__Task requirements__:
Using the material that follows, identify and copy each line with the string "derivative".

__Task input__:

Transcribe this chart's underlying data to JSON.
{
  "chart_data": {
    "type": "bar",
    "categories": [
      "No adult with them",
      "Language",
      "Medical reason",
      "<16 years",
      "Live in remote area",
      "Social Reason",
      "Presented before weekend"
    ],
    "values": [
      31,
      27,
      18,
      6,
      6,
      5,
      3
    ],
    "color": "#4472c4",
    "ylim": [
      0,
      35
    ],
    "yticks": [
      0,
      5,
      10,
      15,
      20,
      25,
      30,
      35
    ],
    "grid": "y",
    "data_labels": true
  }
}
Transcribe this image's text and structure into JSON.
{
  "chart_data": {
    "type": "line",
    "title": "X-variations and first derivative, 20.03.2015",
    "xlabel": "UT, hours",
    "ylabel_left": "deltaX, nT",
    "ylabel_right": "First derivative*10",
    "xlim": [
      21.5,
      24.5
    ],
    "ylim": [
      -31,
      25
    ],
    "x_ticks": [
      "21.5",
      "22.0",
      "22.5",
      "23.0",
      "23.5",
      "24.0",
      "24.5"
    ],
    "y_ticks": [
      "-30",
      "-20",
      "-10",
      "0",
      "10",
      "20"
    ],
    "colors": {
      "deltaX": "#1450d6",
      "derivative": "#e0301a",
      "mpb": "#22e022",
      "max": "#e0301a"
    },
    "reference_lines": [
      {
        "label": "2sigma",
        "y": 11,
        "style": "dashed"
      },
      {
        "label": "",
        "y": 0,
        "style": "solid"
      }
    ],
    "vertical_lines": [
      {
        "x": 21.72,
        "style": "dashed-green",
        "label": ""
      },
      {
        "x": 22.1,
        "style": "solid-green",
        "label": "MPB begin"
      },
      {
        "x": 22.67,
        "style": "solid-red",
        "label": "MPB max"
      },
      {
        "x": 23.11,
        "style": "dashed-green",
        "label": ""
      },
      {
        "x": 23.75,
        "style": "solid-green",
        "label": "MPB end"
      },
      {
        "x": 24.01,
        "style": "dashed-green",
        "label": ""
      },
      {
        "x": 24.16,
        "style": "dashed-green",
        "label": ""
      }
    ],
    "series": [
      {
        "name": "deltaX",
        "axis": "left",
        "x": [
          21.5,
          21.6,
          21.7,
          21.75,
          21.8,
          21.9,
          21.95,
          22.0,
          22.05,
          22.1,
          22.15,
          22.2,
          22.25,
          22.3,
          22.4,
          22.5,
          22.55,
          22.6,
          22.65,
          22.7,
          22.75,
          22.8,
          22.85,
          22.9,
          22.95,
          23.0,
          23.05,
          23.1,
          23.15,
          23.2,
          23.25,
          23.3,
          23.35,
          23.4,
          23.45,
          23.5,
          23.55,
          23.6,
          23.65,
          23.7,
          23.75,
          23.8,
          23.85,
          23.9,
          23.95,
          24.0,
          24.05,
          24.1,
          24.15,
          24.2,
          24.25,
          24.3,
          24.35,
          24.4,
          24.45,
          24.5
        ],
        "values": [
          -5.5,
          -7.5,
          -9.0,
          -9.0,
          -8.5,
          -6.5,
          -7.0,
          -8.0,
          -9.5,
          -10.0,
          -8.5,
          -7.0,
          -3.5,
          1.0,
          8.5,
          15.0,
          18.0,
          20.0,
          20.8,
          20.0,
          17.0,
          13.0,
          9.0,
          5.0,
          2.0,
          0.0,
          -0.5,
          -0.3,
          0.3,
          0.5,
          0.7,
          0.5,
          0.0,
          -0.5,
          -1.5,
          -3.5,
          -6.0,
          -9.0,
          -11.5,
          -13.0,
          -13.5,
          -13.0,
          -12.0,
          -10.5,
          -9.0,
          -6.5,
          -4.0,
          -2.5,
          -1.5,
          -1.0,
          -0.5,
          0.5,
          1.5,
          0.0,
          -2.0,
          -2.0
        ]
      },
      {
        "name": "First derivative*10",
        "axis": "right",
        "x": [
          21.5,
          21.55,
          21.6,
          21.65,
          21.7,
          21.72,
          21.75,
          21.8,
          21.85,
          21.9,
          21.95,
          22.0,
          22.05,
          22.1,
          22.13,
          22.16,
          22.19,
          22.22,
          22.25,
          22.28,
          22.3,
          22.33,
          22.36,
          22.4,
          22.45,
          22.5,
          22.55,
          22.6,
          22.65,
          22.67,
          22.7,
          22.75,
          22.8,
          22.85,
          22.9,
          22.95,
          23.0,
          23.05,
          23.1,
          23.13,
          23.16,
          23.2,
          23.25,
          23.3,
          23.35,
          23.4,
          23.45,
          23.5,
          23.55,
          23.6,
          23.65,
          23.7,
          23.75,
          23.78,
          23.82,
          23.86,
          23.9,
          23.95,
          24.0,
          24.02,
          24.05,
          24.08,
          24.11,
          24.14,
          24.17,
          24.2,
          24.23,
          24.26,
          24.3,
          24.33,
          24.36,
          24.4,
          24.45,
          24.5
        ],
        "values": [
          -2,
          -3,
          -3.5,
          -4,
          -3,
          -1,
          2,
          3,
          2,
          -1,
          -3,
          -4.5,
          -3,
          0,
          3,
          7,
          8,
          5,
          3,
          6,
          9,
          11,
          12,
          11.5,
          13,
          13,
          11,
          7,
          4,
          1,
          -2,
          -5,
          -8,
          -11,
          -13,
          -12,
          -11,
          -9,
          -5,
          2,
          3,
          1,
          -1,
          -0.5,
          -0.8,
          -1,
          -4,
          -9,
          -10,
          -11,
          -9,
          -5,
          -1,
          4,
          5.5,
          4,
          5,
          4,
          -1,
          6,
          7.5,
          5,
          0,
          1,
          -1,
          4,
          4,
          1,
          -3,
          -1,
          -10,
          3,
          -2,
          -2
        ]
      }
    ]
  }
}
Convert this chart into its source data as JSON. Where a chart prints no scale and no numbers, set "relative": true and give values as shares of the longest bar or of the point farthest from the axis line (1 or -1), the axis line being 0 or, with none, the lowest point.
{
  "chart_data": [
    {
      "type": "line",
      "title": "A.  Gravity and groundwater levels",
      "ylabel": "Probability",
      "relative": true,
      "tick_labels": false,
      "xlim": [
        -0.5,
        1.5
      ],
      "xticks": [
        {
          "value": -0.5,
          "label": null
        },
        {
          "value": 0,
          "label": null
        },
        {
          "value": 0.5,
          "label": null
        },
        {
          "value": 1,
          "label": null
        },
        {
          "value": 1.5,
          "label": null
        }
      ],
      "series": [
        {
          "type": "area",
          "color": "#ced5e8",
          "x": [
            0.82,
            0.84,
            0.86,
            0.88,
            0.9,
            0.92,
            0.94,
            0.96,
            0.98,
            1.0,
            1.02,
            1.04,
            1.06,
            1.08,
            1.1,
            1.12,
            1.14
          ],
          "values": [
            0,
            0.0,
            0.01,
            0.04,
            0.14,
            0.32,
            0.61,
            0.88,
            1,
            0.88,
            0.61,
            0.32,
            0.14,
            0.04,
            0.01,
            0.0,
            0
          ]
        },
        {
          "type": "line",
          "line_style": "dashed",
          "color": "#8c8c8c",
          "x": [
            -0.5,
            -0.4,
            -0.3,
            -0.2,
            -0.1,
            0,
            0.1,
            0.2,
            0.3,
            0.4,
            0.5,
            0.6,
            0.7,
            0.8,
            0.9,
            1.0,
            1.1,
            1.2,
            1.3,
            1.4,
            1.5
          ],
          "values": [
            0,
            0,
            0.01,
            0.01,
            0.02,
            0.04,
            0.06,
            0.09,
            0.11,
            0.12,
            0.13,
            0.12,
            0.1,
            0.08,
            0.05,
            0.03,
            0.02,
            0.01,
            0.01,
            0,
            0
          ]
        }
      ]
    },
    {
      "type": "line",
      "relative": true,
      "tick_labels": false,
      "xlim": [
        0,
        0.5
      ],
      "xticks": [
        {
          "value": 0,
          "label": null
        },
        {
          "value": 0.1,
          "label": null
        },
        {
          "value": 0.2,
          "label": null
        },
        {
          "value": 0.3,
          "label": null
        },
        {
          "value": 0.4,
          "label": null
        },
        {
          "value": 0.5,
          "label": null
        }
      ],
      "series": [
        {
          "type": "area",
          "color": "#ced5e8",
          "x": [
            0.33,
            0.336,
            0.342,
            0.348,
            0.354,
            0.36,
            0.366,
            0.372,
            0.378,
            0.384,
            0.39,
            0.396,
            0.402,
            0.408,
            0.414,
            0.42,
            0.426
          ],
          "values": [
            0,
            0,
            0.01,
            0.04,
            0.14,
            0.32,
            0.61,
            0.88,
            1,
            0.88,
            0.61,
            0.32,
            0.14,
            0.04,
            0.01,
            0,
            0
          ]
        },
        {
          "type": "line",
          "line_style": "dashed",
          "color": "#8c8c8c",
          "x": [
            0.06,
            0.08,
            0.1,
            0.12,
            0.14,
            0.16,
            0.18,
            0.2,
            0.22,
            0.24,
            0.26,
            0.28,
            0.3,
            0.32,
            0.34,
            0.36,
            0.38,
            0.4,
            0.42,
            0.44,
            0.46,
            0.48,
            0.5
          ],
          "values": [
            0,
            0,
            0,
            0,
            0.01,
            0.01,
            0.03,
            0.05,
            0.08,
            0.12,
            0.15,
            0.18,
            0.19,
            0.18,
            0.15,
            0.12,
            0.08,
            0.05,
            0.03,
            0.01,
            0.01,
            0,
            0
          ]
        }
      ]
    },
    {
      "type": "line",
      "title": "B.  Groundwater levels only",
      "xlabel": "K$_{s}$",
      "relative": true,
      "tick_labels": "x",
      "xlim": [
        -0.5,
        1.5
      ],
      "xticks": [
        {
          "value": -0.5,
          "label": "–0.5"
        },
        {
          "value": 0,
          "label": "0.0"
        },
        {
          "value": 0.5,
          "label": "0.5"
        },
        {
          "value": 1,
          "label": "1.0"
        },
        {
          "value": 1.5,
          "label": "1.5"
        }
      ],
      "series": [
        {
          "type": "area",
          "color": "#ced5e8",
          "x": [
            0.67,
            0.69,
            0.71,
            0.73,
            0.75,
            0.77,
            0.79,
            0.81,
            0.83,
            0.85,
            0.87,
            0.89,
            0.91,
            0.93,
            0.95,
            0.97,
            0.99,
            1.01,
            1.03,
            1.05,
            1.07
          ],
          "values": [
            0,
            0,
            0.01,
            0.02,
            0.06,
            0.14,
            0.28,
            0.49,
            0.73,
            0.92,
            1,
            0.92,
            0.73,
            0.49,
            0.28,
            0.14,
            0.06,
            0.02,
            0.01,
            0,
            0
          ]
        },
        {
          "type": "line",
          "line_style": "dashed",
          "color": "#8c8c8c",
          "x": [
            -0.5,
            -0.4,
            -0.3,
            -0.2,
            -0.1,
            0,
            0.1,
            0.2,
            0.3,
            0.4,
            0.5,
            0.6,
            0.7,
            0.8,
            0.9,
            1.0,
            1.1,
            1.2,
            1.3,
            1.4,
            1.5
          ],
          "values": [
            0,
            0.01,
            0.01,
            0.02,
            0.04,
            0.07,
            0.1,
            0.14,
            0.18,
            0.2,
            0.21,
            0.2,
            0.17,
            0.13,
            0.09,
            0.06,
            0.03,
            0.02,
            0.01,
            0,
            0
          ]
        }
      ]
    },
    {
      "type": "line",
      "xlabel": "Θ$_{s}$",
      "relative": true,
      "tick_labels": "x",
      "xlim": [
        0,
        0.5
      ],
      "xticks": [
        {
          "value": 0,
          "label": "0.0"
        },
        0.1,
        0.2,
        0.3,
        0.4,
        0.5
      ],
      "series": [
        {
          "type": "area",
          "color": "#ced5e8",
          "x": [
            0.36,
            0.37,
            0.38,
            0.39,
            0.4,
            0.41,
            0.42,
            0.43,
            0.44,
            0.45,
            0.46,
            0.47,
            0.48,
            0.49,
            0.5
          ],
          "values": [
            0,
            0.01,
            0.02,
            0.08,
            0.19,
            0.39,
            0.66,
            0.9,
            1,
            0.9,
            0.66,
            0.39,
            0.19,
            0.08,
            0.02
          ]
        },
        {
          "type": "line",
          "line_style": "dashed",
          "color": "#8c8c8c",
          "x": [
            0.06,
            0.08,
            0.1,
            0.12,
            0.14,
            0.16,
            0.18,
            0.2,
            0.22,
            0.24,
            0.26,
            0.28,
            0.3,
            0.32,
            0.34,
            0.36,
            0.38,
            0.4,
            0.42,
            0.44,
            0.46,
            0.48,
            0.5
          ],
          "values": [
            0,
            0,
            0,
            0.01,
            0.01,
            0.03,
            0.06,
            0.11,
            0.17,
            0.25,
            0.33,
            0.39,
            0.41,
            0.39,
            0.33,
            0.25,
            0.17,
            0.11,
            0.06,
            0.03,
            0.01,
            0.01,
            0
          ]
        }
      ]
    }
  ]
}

__In response__:
    "title": "X-variations and first derivative, 20.03.2015",
    "ylabel_right": "First derivative*10",
      "derivative": "#e0301a",
        "name": "First derivative*10",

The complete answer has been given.